WHAT TO DO: Each entry below is to be printed verbatim.

* begin DATA TO PROCESS *

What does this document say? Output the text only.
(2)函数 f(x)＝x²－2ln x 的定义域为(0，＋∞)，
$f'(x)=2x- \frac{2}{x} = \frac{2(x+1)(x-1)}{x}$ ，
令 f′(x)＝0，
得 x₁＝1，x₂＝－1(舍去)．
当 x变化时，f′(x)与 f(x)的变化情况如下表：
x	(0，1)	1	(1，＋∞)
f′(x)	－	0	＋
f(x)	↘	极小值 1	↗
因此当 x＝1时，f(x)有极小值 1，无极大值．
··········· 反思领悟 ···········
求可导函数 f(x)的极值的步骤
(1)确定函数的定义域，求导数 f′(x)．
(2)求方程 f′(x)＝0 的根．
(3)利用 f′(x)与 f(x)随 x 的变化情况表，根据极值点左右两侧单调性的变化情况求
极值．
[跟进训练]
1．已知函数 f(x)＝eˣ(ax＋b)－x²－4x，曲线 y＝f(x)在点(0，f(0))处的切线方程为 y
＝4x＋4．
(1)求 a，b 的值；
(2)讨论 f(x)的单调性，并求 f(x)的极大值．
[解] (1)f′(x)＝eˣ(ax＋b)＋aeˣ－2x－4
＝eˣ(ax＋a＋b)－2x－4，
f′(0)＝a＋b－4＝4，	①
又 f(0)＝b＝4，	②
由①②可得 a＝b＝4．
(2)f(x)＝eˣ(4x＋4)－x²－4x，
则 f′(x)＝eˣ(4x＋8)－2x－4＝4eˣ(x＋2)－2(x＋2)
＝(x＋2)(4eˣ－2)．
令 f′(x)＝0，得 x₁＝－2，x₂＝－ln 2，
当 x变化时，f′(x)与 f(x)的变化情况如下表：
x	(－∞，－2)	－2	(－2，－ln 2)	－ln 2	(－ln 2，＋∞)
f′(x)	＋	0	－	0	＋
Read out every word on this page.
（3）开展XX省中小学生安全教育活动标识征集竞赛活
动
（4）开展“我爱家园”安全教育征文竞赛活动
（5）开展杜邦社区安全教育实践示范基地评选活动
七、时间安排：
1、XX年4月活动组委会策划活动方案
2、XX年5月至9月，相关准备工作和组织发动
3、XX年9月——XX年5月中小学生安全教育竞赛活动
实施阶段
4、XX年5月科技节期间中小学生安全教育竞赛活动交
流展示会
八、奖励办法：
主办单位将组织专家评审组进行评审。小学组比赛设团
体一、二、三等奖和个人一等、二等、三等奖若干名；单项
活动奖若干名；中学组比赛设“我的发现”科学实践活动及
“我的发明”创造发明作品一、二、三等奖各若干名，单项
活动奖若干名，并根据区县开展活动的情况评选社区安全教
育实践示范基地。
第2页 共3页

* end DATA TO PROCESS *

COMPLETED TASK:
What does this document say? Output the text only.
(2)函数 f(x)＝x²－2ln x 的定义域为(0，＋∞)，
$f'(x)=2x- \frac{2}{x} = \frac{2(x+1)(x-1)}{x}$ ，
令 f′(x)＝0，
得 x₁＝1，x₂＝－1(舍去)．
当 x变化时，f′(x)与 f(x)的变化情况如下表：
x	(0，1)	1	(1，＋∞)
f′(x)	－	0	＋
f(x)	↘	极小值 1	↗
因此当 x＝1时，f(x)有极小值 1，无极大值．
··········· 反思领悟 ···········
求可导函数 f(x)的极值的步骤
(1)确定函数的定义域，求导数 f′(x)．
(2)求方程 f′(x)＝0 的根．
(3)利用 f′(x)与 f(x)随 x 的变化情况表，根据极值点左右两侧单调性的变化情况求
极值．
[跟进训练]
1．已知函数 f(x)＝eˣ(ax＋b)－x²－4x，曲线 y＝f(x)在点(0，f(0))处的切线方程为 y
＝4x＋4．
(1)求 a，b 的值；
(2)讨论 f(x)的单调性，并求 f(x)的极大值．
[解] (1)f′(x)＝eˣ(ax＋b)＋aeˣ－2x－4
＝eˣ(ax＋a＋b)－2x－4，
f′(0)＝a＋b－4＝4，	①
又 f(0)＝b＝4，	②
由①②可得 a＝b＝4．
(2)f(x)＝eˣ(4x＋4)－x²－4x，
则 f′(x)＝eˣ(4x＋8)－2x－4＝4eˣ(x＋2)－2(x＋2)
＝(x＋2)(4eˣ－2)．
令 f′(x)＝0，得 x₁＝－2，x₂＝－ln 2，
当 x变化时，f′(x)与 f(x)的变化情况如下表：
x	(－∞，－2)	－2	(－2，－ln 2)	－ln 2	(－ln 2，＋∞)
f′(x)	＋	0	－	0	＋
Read out every word on this page.
（3）开展XX省中小学生安全教育活动标识征集竞赛活
动
（4）开展“我爱家园”安全教育征文竞赛活动
（5）开展杜邦社区安全教育实践示范基地评选活动
七、时间安排：
1、XX年4月活动组委会策划活动方案
2、XX年5月至9月，相关准备工作和组织发动
3、XX年9月——XX年5月中小学生安全教育竞赛活动
实施阶段
4、XX年5月科技节期间中小学生安全教育竞赛活动交
流展示会
八、奖励办法：
主办单位将组织专家评审组进行评审。小学组比赛设团
体一、二、三等奖和个人一等、二等、三等奖若干名；单项
活动奖若干名；中学组比赛设“我的发现”科学实践活动及
“我的发明”创造发明作品一、二、三等奖各若干名，单项
活动奖若干名，并根据区县开展活动的情况评选社区安全教
育实践示范基地。
第2页 共3页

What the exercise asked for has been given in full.